_SELECTED PASSAGE_
Disclosure - I am not American. I want to see the US pull back to within its own borders and defend itself from there. I don't want the US protecting me and the rest of the world. I don't want the US exploiting the world's mineral, environmental, economic, and human resources to make itself more prosperous than everyone else or to attack whoever it perceives at the time as an enemy. I don't believe it's a simple matter of good vs. evil. I don't want Ballistic Missile Defence. I don't want the military industrial complex hogging all the wealth.
I empathize with those affected by 9/11 but I realize that people are being bombed and lives destroyed like that every day somewhere in the world. I am no more scared of Islamic terrorists than I am of people like Timothy McVey, the KKK, or any other violent intolerant fundamentalist.
I think the huge gaps in income between the rich and the poor individuals and countries are the real threat to my well-being. I think poverty and lack of access to livelihood encourages terrorism. I want every person to have access to adequate food, shelter, health care, education and livelihood.
"I know not with what weapons World War 3 will be fought, but World War 4 will be fought with sticks and stones." - Albert Einstein
Jake:I want what you want, as outlined in Paragraph 1. I'd add England and France,too. I think I'm still thinking about your paragraphs #2 and 3. I think I may have, along with others in NYC in the days following Sept. 11, 200l inhaled some of the people who were incinerated at/in the World Trade Center. I was opposed to the invasion of Afghanistan at the time, and said so. (I was not online at the time. Am only online for a year.)
I think every person is entitled to safety, shelter, education, water, food, health care, choices, work or if not able to work, income. I am for human rights for all people on the planet.

_GIVEN ENTRIES_
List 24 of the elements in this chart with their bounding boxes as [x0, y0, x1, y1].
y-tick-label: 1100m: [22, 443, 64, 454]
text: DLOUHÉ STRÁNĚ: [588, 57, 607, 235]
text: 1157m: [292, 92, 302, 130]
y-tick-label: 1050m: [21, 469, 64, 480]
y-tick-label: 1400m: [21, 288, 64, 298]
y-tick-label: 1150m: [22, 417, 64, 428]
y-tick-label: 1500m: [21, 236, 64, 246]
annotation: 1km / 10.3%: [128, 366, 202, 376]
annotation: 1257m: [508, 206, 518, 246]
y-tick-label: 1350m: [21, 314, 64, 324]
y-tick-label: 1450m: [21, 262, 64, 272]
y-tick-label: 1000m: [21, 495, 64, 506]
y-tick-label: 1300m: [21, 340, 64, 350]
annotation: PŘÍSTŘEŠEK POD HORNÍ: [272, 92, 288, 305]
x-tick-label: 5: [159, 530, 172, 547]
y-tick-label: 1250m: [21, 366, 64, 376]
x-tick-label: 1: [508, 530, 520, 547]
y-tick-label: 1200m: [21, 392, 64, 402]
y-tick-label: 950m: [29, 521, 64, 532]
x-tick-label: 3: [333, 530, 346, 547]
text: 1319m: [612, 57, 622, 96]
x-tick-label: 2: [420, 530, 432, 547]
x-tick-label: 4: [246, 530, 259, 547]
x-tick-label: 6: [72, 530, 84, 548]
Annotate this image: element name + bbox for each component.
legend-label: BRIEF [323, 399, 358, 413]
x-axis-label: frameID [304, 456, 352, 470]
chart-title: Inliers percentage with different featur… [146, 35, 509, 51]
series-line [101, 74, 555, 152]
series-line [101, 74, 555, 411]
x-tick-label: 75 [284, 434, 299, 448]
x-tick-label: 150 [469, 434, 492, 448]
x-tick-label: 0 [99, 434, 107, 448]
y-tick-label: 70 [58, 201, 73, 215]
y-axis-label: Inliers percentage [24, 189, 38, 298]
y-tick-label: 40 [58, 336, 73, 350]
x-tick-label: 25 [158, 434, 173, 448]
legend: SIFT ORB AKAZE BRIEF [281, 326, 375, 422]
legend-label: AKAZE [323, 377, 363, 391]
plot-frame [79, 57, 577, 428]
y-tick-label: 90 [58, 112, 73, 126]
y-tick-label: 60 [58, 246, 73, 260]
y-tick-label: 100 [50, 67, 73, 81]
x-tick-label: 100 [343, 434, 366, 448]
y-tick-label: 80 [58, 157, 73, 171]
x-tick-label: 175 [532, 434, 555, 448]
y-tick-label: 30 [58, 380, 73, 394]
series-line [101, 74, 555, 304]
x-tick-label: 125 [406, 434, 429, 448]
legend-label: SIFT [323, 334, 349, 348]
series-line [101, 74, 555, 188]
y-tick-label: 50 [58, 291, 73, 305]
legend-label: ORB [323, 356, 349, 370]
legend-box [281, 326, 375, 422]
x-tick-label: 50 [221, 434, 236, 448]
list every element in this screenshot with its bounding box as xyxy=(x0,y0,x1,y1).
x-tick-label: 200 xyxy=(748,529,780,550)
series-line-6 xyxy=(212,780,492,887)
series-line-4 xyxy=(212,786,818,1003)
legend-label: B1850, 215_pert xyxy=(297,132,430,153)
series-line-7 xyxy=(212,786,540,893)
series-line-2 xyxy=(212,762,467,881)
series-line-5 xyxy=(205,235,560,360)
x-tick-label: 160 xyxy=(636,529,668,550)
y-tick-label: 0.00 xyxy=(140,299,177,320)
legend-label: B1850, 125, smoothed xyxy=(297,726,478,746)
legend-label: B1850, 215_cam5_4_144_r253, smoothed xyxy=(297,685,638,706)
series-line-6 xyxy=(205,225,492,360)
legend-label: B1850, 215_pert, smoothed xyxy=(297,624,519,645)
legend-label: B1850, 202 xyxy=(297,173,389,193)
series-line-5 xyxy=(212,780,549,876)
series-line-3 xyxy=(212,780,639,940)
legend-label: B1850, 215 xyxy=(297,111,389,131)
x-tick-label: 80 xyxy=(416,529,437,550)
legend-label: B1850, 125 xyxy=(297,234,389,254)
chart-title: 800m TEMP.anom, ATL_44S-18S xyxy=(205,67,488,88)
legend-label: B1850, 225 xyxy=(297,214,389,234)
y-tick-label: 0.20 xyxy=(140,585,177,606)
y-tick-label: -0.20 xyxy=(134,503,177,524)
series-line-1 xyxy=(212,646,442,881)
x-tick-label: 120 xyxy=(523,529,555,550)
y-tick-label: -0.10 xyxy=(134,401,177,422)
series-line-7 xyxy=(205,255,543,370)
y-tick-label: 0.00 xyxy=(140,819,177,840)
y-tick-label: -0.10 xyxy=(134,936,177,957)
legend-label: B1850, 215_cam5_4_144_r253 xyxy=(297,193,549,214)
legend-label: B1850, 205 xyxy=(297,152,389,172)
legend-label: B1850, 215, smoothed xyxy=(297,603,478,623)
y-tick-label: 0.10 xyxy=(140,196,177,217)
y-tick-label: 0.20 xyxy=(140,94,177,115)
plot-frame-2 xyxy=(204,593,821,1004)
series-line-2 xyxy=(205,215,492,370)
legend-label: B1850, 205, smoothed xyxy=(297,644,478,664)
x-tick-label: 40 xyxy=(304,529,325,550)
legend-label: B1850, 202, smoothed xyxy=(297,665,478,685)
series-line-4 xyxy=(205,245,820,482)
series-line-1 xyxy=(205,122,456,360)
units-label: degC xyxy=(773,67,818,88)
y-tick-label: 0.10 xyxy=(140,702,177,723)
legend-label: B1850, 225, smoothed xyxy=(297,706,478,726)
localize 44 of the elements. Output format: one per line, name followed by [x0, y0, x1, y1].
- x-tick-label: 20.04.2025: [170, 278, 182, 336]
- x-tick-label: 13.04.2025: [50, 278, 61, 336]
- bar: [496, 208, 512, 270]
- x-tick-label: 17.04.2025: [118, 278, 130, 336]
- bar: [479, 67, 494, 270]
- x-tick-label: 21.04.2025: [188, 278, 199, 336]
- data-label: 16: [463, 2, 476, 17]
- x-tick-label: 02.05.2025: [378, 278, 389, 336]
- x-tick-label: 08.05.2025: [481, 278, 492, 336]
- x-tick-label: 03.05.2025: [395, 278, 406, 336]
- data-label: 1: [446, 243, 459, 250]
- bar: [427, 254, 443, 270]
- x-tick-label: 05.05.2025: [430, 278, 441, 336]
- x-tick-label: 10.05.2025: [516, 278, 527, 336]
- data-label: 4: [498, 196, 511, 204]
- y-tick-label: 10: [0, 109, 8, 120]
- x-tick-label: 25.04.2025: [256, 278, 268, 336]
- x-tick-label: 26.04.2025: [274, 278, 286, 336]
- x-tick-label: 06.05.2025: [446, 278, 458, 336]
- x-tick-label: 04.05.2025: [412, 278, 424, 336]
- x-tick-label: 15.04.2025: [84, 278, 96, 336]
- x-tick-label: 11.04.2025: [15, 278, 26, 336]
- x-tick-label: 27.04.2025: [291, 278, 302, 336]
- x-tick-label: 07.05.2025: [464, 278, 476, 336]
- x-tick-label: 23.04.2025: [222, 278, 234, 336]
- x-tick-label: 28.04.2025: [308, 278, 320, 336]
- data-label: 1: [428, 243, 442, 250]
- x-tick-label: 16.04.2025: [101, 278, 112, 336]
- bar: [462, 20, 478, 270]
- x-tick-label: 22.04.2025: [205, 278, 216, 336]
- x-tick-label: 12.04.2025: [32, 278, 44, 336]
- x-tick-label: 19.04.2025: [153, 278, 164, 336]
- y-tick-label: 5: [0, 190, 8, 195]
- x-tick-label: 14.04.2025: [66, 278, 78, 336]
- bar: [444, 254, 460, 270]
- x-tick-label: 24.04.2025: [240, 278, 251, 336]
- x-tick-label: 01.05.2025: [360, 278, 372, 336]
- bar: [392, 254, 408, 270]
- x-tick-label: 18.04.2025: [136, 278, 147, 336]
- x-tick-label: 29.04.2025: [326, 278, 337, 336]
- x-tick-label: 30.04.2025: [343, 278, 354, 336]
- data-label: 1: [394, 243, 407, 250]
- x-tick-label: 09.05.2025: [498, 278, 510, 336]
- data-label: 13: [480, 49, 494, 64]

_ACTIVITIES_
1: Copy the stretch of the post on U.S. foreign policy from "I empathize with" through "education and livelihood.".
2: According to the post on U.S. foreign policy, what does the writer who is not American see as the real threat to their well-being?
3: List everything that the writer of the post on U.S. foreign policy who is not American says every person should have access to.

_ANSWERS TO THIS EXERCISE_
1:
I empathize with those affected by 9/11 but I realize that people are being bombed and lives destroyed like that every day somewhere in the world. I am no more scared of Islamic terrorists than I am of people like Timothy McVey, the KKK, or any other violent intolerant fundamentalist.
I think the huge gaps in income between the rich and the poor individuals and countries are the real threat to my well-being. I think poverty and lack of access to livelihood encourages terrorism. I want every person to have access to adequate food, shelter, health care, education and livelihood.

2: The huge gaps in income between the rich and the poor individuals and countries.

3:
Adequate food
Shelter
Health care
Education
Livelihood